(Items from a dataset)

++++++++

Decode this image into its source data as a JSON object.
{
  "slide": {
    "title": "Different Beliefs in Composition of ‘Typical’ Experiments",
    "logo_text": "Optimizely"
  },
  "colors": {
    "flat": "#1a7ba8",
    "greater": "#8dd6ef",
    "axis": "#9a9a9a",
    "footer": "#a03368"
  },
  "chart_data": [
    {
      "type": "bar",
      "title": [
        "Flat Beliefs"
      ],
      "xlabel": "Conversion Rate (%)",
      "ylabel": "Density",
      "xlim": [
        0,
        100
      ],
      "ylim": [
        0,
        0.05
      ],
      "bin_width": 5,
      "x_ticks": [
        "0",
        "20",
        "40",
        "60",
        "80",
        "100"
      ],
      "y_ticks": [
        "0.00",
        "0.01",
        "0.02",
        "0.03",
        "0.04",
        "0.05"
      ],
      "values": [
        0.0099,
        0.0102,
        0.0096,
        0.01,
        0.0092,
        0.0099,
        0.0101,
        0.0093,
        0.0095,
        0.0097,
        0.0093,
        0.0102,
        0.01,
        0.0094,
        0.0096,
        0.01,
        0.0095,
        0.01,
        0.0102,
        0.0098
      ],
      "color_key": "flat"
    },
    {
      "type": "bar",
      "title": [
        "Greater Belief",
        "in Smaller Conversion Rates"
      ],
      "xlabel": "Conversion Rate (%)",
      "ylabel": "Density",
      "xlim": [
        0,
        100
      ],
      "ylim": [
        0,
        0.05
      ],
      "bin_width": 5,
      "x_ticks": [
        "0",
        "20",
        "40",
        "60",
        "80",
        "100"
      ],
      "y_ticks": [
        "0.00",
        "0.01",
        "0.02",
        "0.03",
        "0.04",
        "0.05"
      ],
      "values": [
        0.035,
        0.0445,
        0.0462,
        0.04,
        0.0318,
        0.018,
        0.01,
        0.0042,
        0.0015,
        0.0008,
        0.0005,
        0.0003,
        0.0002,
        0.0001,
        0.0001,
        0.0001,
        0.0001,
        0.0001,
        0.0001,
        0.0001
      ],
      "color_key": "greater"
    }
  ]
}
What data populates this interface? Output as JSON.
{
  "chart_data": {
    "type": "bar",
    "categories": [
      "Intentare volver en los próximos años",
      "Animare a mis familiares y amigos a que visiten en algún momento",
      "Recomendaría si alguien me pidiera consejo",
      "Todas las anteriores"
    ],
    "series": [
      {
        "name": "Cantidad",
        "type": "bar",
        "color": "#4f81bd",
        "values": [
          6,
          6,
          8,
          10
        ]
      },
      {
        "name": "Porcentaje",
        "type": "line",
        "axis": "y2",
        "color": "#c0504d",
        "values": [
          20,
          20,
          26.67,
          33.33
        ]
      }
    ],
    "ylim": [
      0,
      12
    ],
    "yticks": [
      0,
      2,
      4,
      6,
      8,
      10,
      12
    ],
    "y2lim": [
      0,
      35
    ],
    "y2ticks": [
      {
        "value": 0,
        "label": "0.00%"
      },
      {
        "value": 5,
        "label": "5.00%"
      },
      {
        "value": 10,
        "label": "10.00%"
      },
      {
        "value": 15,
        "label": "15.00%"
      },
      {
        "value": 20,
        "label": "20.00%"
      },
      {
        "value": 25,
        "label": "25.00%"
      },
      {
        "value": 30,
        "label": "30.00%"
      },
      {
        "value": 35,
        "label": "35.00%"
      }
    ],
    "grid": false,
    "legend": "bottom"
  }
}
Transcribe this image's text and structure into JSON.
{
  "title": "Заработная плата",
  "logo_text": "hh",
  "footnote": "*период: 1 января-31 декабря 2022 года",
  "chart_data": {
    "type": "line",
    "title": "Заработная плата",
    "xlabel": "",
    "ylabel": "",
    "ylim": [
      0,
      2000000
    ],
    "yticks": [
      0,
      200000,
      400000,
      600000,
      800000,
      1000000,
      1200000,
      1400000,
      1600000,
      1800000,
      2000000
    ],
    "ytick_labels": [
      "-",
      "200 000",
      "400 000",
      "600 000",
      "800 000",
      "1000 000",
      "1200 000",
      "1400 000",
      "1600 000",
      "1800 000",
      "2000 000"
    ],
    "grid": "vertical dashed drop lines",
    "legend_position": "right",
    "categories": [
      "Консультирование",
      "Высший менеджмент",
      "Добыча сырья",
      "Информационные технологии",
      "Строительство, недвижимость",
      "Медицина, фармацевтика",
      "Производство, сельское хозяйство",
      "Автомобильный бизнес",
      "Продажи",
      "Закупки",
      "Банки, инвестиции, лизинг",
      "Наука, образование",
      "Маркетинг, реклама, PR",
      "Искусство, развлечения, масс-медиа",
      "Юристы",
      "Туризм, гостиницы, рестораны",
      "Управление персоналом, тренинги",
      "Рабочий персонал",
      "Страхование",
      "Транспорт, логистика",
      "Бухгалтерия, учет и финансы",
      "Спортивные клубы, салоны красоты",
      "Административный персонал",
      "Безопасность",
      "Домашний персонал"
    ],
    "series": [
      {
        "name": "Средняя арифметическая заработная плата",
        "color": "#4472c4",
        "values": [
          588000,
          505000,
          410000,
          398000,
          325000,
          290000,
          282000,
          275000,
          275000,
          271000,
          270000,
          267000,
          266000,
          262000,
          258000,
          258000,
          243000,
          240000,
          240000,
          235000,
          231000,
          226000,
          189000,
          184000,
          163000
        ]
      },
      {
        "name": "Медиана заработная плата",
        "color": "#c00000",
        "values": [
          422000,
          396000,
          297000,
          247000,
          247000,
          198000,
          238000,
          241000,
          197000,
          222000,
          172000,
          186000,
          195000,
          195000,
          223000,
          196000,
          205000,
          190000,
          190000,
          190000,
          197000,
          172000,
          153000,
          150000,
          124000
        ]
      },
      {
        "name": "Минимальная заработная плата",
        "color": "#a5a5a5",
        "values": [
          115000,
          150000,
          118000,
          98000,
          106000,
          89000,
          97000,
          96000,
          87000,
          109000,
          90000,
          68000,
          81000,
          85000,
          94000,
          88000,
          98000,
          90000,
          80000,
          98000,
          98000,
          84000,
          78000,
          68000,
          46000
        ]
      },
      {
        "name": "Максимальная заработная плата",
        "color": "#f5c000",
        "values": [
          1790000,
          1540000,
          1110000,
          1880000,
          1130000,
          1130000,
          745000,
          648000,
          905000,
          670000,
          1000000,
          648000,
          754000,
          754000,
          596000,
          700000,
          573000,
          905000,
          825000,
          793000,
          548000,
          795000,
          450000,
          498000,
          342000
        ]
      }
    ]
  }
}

++++++++

> Instructions for the task
From the material above, copy each line that includes the word "плата".

> Written solution
  "title": "Заработная плата",
    "title": "Заработная плата",
        "name": "Средняя арифметическая заработная плата",
        "name": "Медиана заработная плата",
        "name": "Минимальная заработная плата",
        "name": "Максимальная заработная плата",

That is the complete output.